### Instruções da tarefa
Copie fielmente todas as linhas do material a seguir, sem alterar nada.

#####

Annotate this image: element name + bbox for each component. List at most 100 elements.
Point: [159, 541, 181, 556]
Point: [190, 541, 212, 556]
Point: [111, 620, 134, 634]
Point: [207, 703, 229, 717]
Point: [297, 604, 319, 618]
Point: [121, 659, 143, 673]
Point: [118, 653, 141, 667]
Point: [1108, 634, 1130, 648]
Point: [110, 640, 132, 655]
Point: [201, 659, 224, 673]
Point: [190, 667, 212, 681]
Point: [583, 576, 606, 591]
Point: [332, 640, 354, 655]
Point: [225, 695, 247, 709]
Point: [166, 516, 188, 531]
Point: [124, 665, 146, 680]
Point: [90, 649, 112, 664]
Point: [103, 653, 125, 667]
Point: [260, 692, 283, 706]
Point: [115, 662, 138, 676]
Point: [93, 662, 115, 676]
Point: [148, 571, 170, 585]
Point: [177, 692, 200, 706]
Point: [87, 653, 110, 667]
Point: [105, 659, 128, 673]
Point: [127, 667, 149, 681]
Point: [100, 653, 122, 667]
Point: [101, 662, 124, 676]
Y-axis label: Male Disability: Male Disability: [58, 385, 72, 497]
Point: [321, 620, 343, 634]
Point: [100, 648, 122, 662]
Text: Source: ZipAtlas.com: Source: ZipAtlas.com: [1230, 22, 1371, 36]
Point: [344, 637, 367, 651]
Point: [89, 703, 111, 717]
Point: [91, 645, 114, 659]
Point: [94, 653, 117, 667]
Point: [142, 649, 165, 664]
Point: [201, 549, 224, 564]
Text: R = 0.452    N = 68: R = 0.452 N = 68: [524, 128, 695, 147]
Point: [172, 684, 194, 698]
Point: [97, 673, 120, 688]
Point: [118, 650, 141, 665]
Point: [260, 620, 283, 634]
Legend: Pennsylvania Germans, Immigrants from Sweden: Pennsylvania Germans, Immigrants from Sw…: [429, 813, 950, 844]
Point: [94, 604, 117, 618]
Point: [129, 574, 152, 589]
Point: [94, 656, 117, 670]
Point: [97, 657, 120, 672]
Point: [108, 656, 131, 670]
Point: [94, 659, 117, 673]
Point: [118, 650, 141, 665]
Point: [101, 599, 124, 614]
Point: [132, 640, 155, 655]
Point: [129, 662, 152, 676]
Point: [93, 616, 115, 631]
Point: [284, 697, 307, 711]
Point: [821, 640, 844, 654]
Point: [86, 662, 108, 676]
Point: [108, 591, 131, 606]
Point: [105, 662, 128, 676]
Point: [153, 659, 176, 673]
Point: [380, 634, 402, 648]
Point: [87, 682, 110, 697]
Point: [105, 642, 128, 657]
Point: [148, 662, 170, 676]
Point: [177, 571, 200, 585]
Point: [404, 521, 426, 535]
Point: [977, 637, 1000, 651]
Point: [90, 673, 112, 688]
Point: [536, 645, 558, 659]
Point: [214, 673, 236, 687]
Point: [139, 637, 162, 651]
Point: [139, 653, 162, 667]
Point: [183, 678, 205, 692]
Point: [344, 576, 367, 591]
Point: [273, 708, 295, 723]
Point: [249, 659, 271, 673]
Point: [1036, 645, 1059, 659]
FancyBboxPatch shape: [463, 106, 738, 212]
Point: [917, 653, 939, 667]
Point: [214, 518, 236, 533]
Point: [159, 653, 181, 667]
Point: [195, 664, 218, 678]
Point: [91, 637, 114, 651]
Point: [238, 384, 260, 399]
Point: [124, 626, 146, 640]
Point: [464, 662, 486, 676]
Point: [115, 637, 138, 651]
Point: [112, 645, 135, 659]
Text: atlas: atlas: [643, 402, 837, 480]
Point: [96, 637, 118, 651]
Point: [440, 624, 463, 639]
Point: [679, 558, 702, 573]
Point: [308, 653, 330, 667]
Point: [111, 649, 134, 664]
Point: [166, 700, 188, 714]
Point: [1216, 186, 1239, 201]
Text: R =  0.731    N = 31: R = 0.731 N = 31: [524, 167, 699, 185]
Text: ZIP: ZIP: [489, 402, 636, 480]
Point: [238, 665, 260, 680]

#####

### Resposta final
Annotate this image: element name + bbox for each component. List at most 100 elements.
Point: [159, 541, 181, 556]
Point: [190, 541, 212, 556]
Point: [111, 620, 134, 634]
Point: [207, 703, 229, 717]
Point: [297, 604, 319, 618]
Point: [121, 659, 143, 673]
Point: [118, 653, 141, 667]
Point: [1108, 634, 1130, 648]
Point: [110, 640, 132, 655]
Point: [201, 659, 224, 673]
Point: [190, 667, 212, 681]
Point: [583, 576, 606, 591]
Point: [332, 640, 354, 655]
Point: [225, 695, 247, 709]
Point: [166, 516, 188, 531]
Point: [124, 665, 146, 680]
Point: [90, 649, 112, 664]
Point: [103, 653, 125, 667]
Point: [260, 692, 283, 706]
Point: [115, 662, 138, 676]
Point: [93, 662, 115, 676]
Point: [148, 571, 170, 585]
Point: [177, 692, 200, 706]
Point: [87, 653, 110, 667]
Point: [105, 659, 128, 673]
Point: [127, 667, 149, 681]
Point: [100, 653, 122, 667]
Point: [101, 662, 124, 676]
Y-axis label: Male Disability: Male Disability: [58, 385, 72, 497]
Point: [321, 620, 343, 634]
Point: [100, 648, 122, 662]
Text: Source: ZipAtlas.com: Source: ZipAtlas.com: [1230, 22, 1371, 36]
Point: [344, 637, 367, 651]
Point: [89, 703, 111, 717]
Point: [91, 645, 114, 659]
Point: [94, 653, 117, 667]
Point: [142, 649, 165, 664]
Point: [201, 549, 224, 564]
Text: R = 0.452    N = 68: R = 0.452 N = 68: [524, 128, 695, 147]
Point: [172, 684, 194, 698]
Point: [97, 673, 120, 688]
Point: [118, 650, 141, 665]
Point: [260, 620, 283, 634]
Legend: Pennsylvania Germans, Immigrants from Sweden: Pennsylvania Germans, Immigrants from Sw…: [429, 813, 950, 844]
Point: [94, 604, 117, 618]
Point: [129, 574, 152, 589]
Point: [94, 656, 117, 670]
Point: [97, 657, 120, 672]
Point: [108, 656, 131, 670]
Point: [94, 659, 117, 673]
Point: [118, 650, 141, 665]
Point: [101, 599, 124, 614]
Point: [132, 640, 155, 655]
Point: [129, 662, 152, 676]
Point: [93, 616, 115, 631]
Point: [284, 697, 307, 711]
Point: [821, 640, 844, 654]
Point: [86, 662, 108, 676]
Point: [108, 591, 131, 606]
Point: [105, 662, 128, 676]
Point: [153, 659, 176, 673]
Point: [380, 634, 402, 648]
Point: [87, 682, 110, 697]
Point: [105, 642, 128, 657]
Point: [148, 662, 170, 676]
Point: [177, 571, 200, 585]
Point: [404, 521, 426, 535]
Point: [977, 637, 1000, 651]
Point: [90, 673, 112, 688]
Point: [536, 645, 558, 659]
Point: [214, 673, 236, 687]
Point: [139, 637, 162, 651]
Point: [139, 653, 162, 667]
Point: [183, 678, 205, 692]
Point: [344, 576, 367, 591]
Point: [273, 708, 295, 723]
Point: [249, 659, 271, 673]
Point: [1036, 645, 1059, 659]
FancyBboxPatch shape: [463, 106, 738, 212]
Point: [917, 653, 939, 667]
Point: [214, 518, 236, 533]
Point: [159, 653, 181, 667]
Point: [195, 664, 218, 678]
Point: [91, 637, 114, 651]
Point: [238, 384, 260, 399]
Point: [124, 626, 146, 640]
Point: [464, 662, 486, 676]
Point: [115, 637, 138, 651]
Point: [112, 645, 135, 659]
Text: atlas: atlas: [643, 402, 837, 480]
Point: [96, 637, 118, 651]
Point: [440, 624, 463, 639]
Point: [679, 558, 702, 573]
Point: [308, 653, 330, 667]
Point: [111, 649, 134, 664]
Point: [166, 700, 188, 714]
Point: [1216, 186, 1239, 201]
Text: R =  0.731    N = 31: R = 0.731 N = 31: [524, 167, 699, 185]
Text: ZIP: ZIP: [489, 402, 636, 480]
Point: [238, 665, 260, 680]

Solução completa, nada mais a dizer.